DATA ROWS:
┄┄┄┄┄┄

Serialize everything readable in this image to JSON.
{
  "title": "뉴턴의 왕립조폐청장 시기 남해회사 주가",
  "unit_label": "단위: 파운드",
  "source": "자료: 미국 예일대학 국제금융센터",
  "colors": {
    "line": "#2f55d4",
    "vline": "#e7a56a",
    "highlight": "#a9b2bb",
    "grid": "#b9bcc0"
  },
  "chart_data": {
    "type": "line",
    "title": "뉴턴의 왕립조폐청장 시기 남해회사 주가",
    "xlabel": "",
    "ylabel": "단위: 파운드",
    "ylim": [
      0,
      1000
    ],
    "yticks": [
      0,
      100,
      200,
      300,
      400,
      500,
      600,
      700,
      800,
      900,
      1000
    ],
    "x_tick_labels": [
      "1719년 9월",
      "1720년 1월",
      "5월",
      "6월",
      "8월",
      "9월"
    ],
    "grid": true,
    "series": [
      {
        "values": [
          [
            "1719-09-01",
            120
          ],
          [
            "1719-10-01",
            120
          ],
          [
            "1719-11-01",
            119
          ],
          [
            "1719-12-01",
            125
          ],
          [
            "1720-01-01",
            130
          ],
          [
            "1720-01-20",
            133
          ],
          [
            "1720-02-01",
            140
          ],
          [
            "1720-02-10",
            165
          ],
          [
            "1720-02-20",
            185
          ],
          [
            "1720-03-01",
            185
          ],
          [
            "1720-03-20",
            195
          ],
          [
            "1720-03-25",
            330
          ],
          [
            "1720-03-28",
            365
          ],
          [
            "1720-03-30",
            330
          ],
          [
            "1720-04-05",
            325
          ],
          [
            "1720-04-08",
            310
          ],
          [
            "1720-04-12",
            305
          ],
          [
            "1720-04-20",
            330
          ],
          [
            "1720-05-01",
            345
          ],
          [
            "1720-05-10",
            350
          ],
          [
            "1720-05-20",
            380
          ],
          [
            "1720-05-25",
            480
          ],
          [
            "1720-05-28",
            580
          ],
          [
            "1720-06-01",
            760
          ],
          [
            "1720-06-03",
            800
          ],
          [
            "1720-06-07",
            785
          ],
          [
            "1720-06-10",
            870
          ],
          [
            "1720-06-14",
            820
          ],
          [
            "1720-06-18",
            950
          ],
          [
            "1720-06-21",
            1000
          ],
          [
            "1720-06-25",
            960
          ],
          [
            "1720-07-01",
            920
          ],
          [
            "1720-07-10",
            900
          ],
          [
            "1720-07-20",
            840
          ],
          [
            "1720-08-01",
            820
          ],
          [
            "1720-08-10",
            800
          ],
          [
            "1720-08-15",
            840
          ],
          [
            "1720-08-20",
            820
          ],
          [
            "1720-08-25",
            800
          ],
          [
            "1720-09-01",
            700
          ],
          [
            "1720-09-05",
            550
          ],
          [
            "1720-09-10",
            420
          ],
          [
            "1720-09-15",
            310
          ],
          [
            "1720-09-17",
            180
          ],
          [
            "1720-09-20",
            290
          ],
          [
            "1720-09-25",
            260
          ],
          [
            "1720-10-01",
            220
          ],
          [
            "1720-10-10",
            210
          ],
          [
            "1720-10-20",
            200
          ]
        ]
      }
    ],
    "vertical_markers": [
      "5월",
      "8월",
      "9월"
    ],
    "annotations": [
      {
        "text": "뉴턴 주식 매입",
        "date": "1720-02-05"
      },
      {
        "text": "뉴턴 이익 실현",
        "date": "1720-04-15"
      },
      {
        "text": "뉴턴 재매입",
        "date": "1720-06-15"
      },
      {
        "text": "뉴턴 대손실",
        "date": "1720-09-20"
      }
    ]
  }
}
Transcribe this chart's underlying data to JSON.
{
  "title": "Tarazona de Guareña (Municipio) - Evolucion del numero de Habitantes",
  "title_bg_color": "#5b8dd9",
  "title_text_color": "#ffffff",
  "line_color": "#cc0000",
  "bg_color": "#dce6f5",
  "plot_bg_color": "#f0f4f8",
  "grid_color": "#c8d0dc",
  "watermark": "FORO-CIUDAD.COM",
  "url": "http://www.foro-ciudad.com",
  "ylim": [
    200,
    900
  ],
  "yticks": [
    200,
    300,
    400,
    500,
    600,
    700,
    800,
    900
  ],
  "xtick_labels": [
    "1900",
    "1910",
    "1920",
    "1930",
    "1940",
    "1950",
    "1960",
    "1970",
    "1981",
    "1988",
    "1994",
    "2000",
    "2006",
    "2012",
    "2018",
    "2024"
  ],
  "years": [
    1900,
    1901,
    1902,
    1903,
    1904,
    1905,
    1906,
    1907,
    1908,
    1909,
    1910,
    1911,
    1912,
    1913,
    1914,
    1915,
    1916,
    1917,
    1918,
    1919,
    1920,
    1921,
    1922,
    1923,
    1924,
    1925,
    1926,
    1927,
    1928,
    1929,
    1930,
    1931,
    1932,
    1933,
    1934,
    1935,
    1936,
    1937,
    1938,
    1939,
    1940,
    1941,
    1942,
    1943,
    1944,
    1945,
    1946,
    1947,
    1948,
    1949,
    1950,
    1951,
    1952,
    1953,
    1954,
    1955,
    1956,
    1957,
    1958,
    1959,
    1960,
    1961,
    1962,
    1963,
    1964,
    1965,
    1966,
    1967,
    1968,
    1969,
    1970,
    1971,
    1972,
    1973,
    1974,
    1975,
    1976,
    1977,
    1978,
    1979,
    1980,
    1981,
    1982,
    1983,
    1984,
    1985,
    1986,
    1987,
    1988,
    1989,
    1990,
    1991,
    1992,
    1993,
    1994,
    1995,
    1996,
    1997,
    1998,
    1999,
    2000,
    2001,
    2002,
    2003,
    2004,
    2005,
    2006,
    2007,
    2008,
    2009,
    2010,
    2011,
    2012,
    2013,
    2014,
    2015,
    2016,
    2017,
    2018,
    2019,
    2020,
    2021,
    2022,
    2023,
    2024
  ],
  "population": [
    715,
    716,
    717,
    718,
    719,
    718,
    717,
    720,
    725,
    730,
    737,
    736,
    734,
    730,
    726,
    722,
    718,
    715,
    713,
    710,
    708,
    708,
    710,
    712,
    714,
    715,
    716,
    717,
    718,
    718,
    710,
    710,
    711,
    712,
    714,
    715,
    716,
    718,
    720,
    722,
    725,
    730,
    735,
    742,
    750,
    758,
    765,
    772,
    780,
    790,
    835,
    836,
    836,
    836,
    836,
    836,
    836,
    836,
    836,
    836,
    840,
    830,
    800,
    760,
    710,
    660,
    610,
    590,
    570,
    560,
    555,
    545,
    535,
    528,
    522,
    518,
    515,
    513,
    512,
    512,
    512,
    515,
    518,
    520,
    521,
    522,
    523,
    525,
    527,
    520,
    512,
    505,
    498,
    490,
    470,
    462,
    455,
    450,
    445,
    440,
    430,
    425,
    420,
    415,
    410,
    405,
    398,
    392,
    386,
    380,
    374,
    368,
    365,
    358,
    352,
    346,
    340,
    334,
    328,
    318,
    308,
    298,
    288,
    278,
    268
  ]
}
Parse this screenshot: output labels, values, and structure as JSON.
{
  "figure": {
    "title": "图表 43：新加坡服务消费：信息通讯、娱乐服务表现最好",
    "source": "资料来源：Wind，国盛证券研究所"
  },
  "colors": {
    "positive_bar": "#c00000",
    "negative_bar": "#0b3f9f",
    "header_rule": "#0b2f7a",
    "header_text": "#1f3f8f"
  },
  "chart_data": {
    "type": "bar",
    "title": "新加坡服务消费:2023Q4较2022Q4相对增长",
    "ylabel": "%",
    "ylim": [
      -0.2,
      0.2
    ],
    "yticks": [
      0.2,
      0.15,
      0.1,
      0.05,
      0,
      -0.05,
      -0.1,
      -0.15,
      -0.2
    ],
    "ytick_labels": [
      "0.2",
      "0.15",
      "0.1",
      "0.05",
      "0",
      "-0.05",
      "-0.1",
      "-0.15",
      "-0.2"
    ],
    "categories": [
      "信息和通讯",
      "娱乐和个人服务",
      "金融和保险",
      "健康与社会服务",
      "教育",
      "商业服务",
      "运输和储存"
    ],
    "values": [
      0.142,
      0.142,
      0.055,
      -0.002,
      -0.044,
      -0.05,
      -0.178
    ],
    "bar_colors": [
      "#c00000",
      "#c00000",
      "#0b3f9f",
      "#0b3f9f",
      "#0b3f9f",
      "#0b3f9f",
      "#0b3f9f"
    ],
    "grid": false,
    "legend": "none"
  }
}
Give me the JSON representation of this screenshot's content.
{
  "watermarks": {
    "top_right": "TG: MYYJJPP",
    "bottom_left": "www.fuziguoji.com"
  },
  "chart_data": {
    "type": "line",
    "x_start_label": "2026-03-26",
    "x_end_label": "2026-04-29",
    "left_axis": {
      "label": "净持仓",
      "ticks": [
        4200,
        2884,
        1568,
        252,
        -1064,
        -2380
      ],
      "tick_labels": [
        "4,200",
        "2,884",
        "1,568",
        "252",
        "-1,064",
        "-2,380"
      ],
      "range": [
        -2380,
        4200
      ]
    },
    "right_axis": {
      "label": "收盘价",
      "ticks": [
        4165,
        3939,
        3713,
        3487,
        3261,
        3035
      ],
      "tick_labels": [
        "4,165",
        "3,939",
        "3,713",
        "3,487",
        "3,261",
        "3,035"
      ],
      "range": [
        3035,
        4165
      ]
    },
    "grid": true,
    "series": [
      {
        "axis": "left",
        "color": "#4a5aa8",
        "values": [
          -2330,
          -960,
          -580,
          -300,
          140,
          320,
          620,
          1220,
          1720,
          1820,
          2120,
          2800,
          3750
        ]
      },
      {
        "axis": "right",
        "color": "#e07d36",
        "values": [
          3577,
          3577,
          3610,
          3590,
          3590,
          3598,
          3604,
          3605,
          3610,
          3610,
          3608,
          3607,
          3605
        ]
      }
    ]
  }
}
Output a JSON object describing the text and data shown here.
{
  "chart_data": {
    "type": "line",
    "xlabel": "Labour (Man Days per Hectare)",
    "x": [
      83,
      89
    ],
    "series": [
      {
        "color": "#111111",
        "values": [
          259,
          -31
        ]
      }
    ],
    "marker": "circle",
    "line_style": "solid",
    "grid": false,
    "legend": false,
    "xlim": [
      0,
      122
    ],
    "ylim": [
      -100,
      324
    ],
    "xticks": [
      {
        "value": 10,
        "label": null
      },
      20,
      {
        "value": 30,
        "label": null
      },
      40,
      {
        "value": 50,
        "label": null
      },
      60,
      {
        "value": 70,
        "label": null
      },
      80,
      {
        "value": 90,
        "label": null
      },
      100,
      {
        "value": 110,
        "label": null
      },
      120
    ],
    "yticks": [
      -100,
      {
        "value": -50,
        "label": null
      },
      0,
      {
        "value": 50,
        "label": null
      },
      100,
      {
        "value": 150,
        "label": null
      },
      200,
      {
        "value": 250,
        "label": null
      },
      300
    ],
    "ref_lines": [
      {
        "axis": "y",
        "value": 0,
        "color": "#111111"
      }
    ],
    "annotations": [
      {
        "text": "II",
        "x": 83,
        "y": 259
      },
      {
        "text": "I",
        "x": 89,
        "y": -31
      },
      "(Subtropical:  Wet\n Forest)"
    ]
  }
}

┄┄┄┄┄┄

TASK OBJECTIVE: Identify and extract each line of the listing that contains "date".

CORRECT RESPONSE:
        "date": "1720-02-05"
        "date": "1720-04-15"
        "date": "1720-06-15"
        "date": "1720-09-20"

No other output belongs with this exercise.